▶ Extracted records:
▬▬▬▬▬▬
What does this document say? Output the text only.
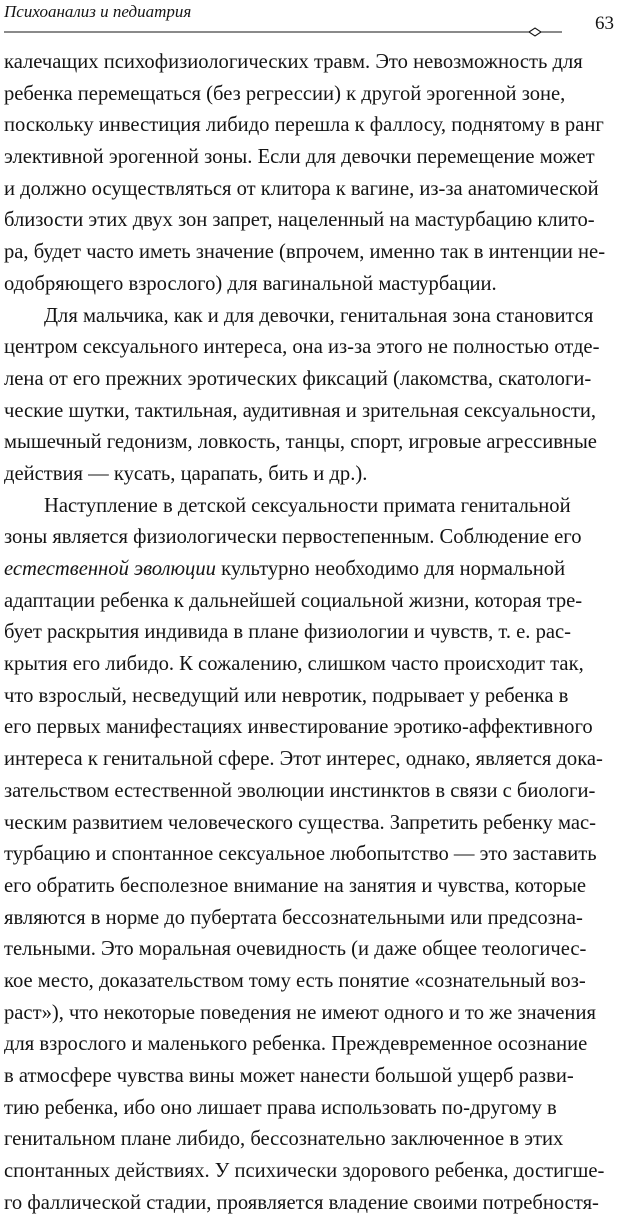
Психоанализ и педиатрия
63
калечащих психофизиологических травм. Это невозможность для
ребенка перемещаться (без регрессии) к другой эрогенной зоне,
поскольку инвестиция либидо перешла к фаллосу, поднятому в ранг
элективной эрогенной зоны. Если для девочки перемещение может
и должно осуществляться от клитора к вагине, из-за анатомической
близости этих двух зон запрет, нацеленный на мастурбацию клито-
ра, будет часто иметь значение (впрочем, именно так в интенции не-
одобряющего взрослого) для вагинальной мастурбации.
Для мальчика, как и для девочки, генитальная зона становится
центром сексуального интереса, она из-за этого не полностью отде-
лена от его прежних эротических фиксаций (лакомства, скатологи-
ческие шутки, тактильная, аудитивная и зрительная сексуальности,
мышечный гедонизм, ловкость, танцы, спорт, игровые агрессивные
действия — кусать, царапать, бить и др.).
Наступление в детской сексуальности примата генитальной
зоны является физиологически первостепенным. Соблюдение его
естественной эволюции культурно необходимо для нормальной
адаптации ребенка к дальнейшей социальной жизни, которая тре-
бует раскрытия индивида в плане физиологии и чувств, т. е. рас-
крытия его либидо. К сожалению, слишком часто происходит так,
что взрослый, несведущий или невротик, подрывает у ребенка в
его первых манифестациях инвестирование эротико-аффективного
интереса к генитальной сфере. Этот интерес, однако, является дока-
зательством естественной эволюции инстинктов в связи с биологи-
ческим развитием человеческого существа. Запретить ребенку мас-
турбацию и спонтанное сексуальное любопытство — это заставить
его обратить бесполезное внимание на занятия и чувства, которые
являются в норме до пубертата бессознательными или предсозна-
тельными. Это моральная очевидность (и даже общее теологичес-
кое место, доказательством тому есть понятие «сознательный воз-
раст»), что некоторые поведения не имеют одного и то же значения
для взрослого и маленького ребенка. Преждевременное осознание
в атмосфере чувства вины может нанести большой ущерб разви-
тию ребенка, ибо оно лишает права использовать по-другому в
генитальном плане либидо, бессознательно заключенное в этих
спонтанных действиях. У психически здорового ребенка, достигше-
го фаллической стадии, проявляется владение своими потребностя-
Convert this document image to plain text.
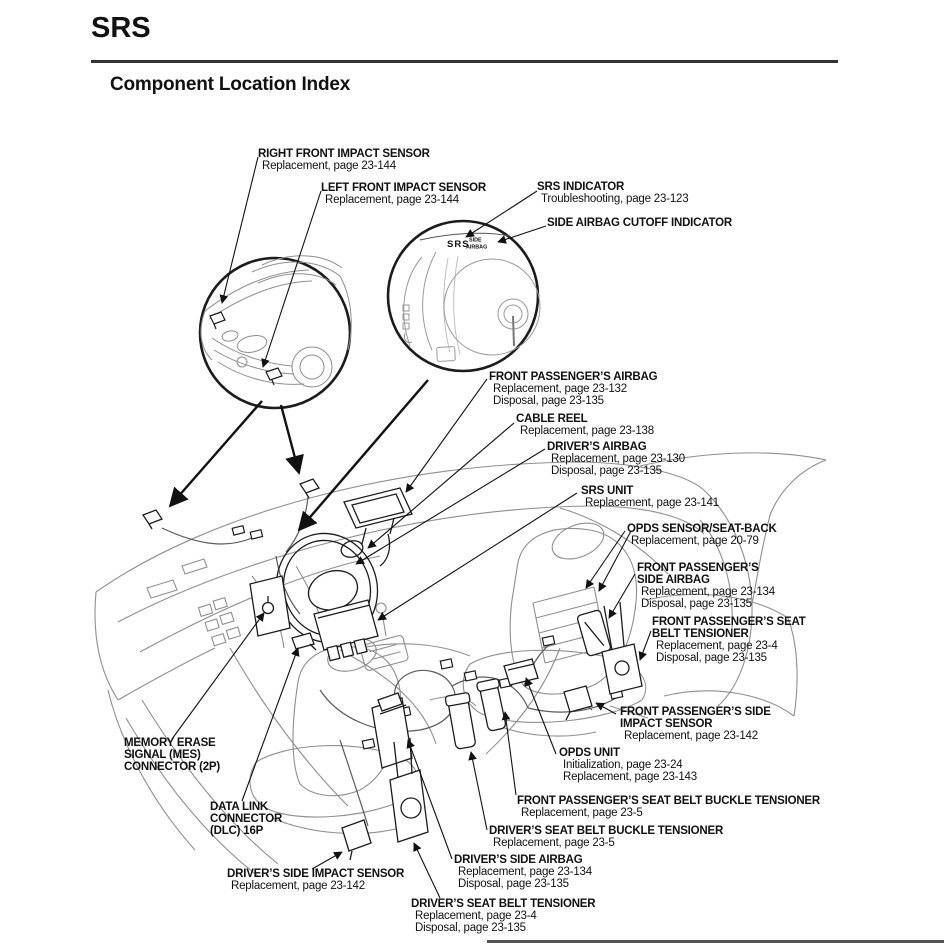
SRS
Component Location Index
SRS SIDE
AIRBAG
RIGHT FRONT IMPACT SENSOR
Replacement, page 23-144
LEFT FRONT IMPACT SENSOR
Replacement, page 23-144
SRS INDICATOR
Troubleshooting, page 23-123
SIDE AIRBAG CUTOFF INDICATOR
FRONT PASSENGER’S AIRBAG
Replacement, page 23-132
Disposal, page 23-135
CABLE REEL
Replacement, page 23-138
DRIVER’S AIRBAG
Replacement, page 23-130
Disposal, page 23-135
SRS UNIT
Replacement, page 23-141
OPDS SENSOR/SEAT-BACK
Replacement, page 20-79
FRONT PASSENGER’S
SIDE AIRBAG
Replacement, page 23-134
Disposal, page 23-135
FRONT PASSENGER’S SEAT
BELT TENSIONER
Replacement, page 23-4
Disposal, page 23-135
FRONT PASSENGER’S SIDE
IMPACT SENSOR
Replacement, page 23-142
OPDS UNIT
Initialization, page 23-24
Replacement, page 23-143
FRONT PASSENGER’S SEAT BELT BUCKLE TENSIONER
Replacement, page 23-5
DRIVER’S SEAT BELT BUCKLE TENSIONER
Replacement, page 23-5
DRIVER’S SIDE AIRBAG
Replacement, page 23-134
Disposal, page 23-135
DRIVER’S SEAT BELT TENSIONER
Replacement, page 23-4
Disposal, page 23-135
MEMORY ERASE
SIGNAL (MES)
CONNECTOR (2P)
DATA LINK
CONNECTOR
(DLC) 16P
DRIVER’S SIDE IMPACT SENSOR
Replacement, page 23-142
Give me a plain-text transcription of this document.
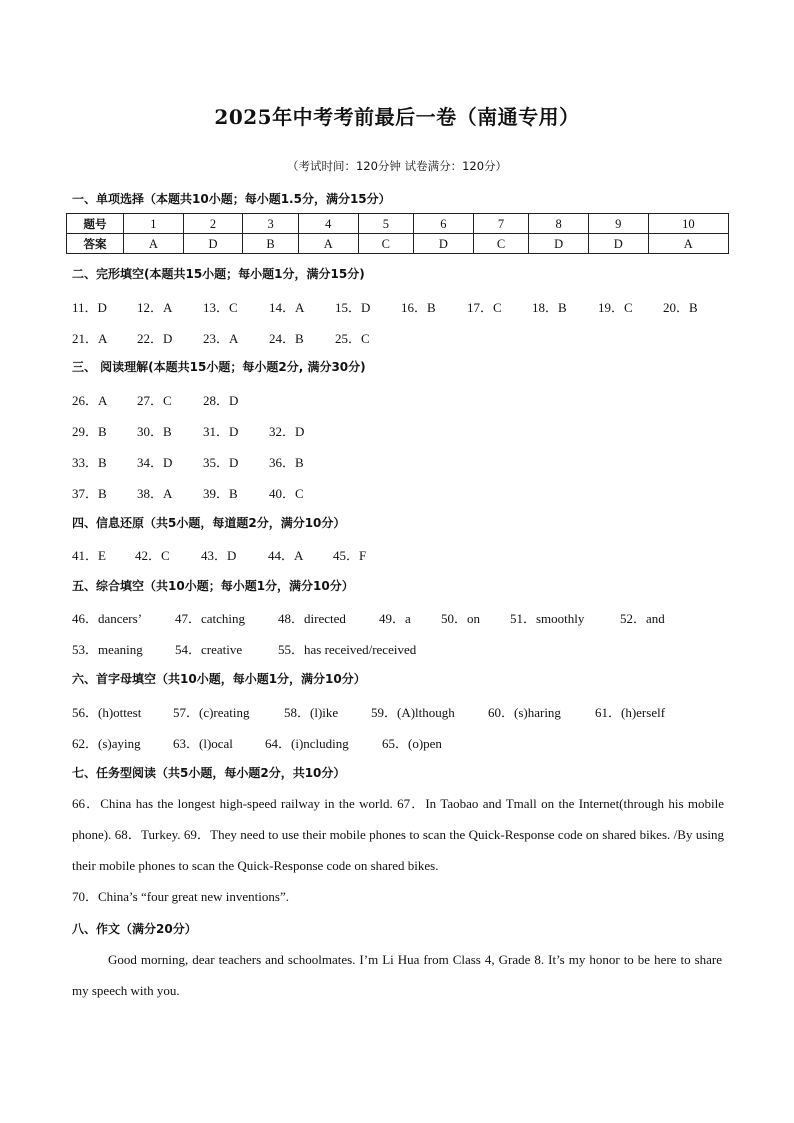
2025年中考考前最后一卷（南通专用）
（考试时间：120分钟 试卷满分：120分）
一、单项选择（本题共10小题；每小题1.5分，满分15分）
题号	1	2	3	4	5	6	7	8	9	10
答案	A	D	B	A	C	D	C	D	D	A
二、完形填空(本题共15小题；每小题1分，满分15分)
11．D 12．A 13．C 14．A 15．D 16．B 17．C 18．B 19．C 20．B
21．A 22．D 23．A 24．B 25．C
三、 阅读理解(本题共15小题；每小题2分, 满分30分)
26．A 27．C 28．D
29．B 30．B 31．D 32．D
33．B 34．D 35．D 36．B
37．B 38．A 39．B 40．C
四、信息还原（共5小题，每道题2分，满分10分）
41．E 42．C 43．D 44．A 45．F
五、综合填空（共10小题；每小题1分，满分10分）
46．dancers’	47．catching	48．directed	49．a 50．on 51．smoothly	52．and
53．meaning 54．creative	55．has received/received
六、首字母填空（共10小题，每小题1分，满分10分）
56．(h)ottest 57．(c)reating	58．(l)ike	59．(A)lthough	60．(s)haring	61．(h)erself
62．(s)aying 63．(l)ocal 64．(i)ncluding	65．(o)pen
七、任务型阅读（共5小题，每小题2分，共10分）

66．China has the longest high-speed railway in the world. 67．In Taobao and Tmall on the Internet(through his mobile phone). 68．Turkey. 69．They need to use their mobile phones to scan the Quick-Response code on shared bikes. /By using their mobile phones to scan the Quick-Response code on shared bikes.

70．China’s “four great new inventions”.

八、作文（满分20分）

Good morning, dear teachers and schoolmates. I’m Li Hua from Class 4, Grade 8. It’s my honor to be here to share my speech with you.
▬▬▬▬▬▬
▶ Task brief: Print out every entry above without changing a word, and leave out the pictures.

▶ Complete response:
What does this document say? Output the text only.
Психоанализ и педиатрия
63
калечащих психофизиологических травм. Это невозможность для
ребенка перемещаться (без регрессии) к другой эрогенной зоне,
поскольку инвестиция либидо перешла к фаллосу, поднятому в ранг
элективной эрогенной зоны. Если для девочки перемещение может
и должно осуществляться от клитора к вагине, из-за анатомической
близости этих двух зон запрет, нацеленный на мастурбацию клито-
ра, будет часто иметь значение (впрочем, именно так в интенции не-
одобряющего взрослого) для вагинальной мастурбации.
Для мальчика, как и для девочки, генитальная зона становится
центром сексуального интереса, она из-за этого не полностью отде-
лена от его прежних эротических фиксаций (лакомства, скатологи-
ческие шутки, тактильная, аудитивная и зрительная сексуальности,
мышечный гедонизм, ловкость, танцы, спорт, игровые агрессивные
действия — кусать, царапать, бить и др.).
Наступление в детской сексуальности примата генитальной
зоны является физиологически первостепенным. Соблюдение его
естественной эволюции культурно необходимо для нормальной
адаптации ребенка к дальнейшей социальной жизни, которая тре-
бует раскрытия индивида в плане физиологии и чувств, т. е. рас-
крытия его либидо. К сожалению, слишком часто происходит так,
что взрослый, несведущий или невротик, подрывает у ребенка в
его первых манифестациях инвестирование эротико-аффективного
интереса к генитальной сфере. Этот интерес, однако, является дока-
зательством естественной эволюции инстинктов в связи с биологи-
ческим развитием человеческого существа. Запретить ребенку мас-
турбацию и спонтанное сексуальное любопытство — это заставить
его обратить бесполезное внимание на занятия и чувства, которые
являются в норме до пубертата бессознательными или предсозна-
тельными. Это моральная очевидность (и даже общее теологичес-
кое место, доказательством тому есть понятие «сознательный воз-
раст»), что некоторые поведения не имеют одного и то же значения
для взрослого и маленького ребенка. Преждевременное осознание
в атмосфере чувства вины может нанести большой ущерб разви-
тию ребенка, ибо оно лишает права использовать по-другому в
генитальном плане либидо, бессознательно заключенное в этих
спонтанных действиях. У психически здорового ребенка, достигше-
го фаллической стадии, проявляется владение своими потребностя-
Convert this document image to plain text.
SRS
Component Location Index
SRS SIDE
AIRBAG
RIGHT FRONT IMPACT SENSOR
Replacement, page 23-144
LEFT FRONT IMPACT SENSOR
Replacement, page 23-144
SRS INDICATOR
Troubleshooting, page 23-123
SIDE AIRBAG CUTOFF INDICATOR
FRONT PASSENGER’S AIRBAG
Replacement, page 23-132
Disposal, page 23-135
CABLE REEL
Replacement, page 23-138
DRIVER’S AIRBAG
Replacement, page 23-130
Disposal, page 23-135
SRS UNIT
Replacement, page 23-141
OPDS SENSOR/SEAT-BACK
Replacement, page 20-79
FRONT PASSENGER’S
SIDE AIRBAG
Replacement, page 23-134
Disposal, page 23-135
FRONT PASSENGER’S SEAT
BELT TENSIONER
Replacement, page 23-4
Disposal, page 23-135
FRONT PASSENGER’S SIDE
IMPACT SENSOR
Replacement, page 23-142
OPDS UNIT
Initialization, page 23-24
Replacement, page 23-143
FRONT PASSENGER’S SEAT BELT BUCKLE TENSIONER
Replacement, page 23-5
DRIVER’S SEAT BELT BUCKLE TENSIONER
Replacement, page 23-5
DRIVER’S SIDE AIRBAG
Replacement, page 23-134
Disposal, page 23-135
DRIVER’S SEAT BELT TENSIONER
Replacement, page 23-4
Disposal, page 23-135
MEMORY ERASE
SIGNAL (MES)
CONNECTOR (2P)
DATA LINK
CONNECTOR
(DLC) 16P
DRIVER’S SIDE IMPACT SENSOR
Replacement, page 23-142
Give me a plain-text transcription of this document.
2025年中考考前最后一卷（南通专用）
（考试时间：120分钟 试卷满分：120分）
一、单项选择（本题共10小题；每小题1.5分，满分15分）
题号	1	2	3	4	5	6	7	8	9	10
答案	A	D	B	A	C	D	C	D	D	A
二、完形填空(本题共15小题；每小题1分，满分15分)
11．D 12．A 13．C 14．A 15．D 16．B 17．C 18．B 19．C 20．B
21．A 22．D 23．A 24．B 25．C
三、 阅读理解(本题共15小题；每小题2分, 满分30分)
26．A 27．C 28．D
29．B 30．B 31．D 32．D
33．B 34．D 35．D 36．B
37．B 38．A 39．B 40．C
四、信息还原（共5小题，每道题2分，满分10分）
41．E 42．C 43．D 44．A 45．F
五、综合填空（共10小题；每小题1分，满分10分）
46．dancers’	47．catching	48．directed	49．a 50．on 51．smoothly	52．and
53．meaning 54．creative	55．has received/received
六、首字母填空（共10小题，每小题1分，满分10分）
56．(h)ottest 57．(c)reating	58．(l)ike	59．(A)lthough	60．(s)haring	61．(h)erself
62．(s)aying 63．(l)ocal 64．(i)ncluding	65．(o)pen
七、任务型阅读（共5小题，每小题2分，共10分）

66．China has the longest high-speed railway in the world. 67．In Taobao and Tmall on the Internet(through his mobile phone). 68．Turkey. 69．They need to use their mobile phones to scan the Quick-Response code on shared bikes. /By using their mobile phones to scan the Quick-Response code on shared bikes.

70．China’s “four great new inventions”.

八、作文（满分20分）

Good morning, dear teachers and schoolmates. I’m Li Hua from Class 4, Grade 8. It’s my honor to be here to share my speech with you.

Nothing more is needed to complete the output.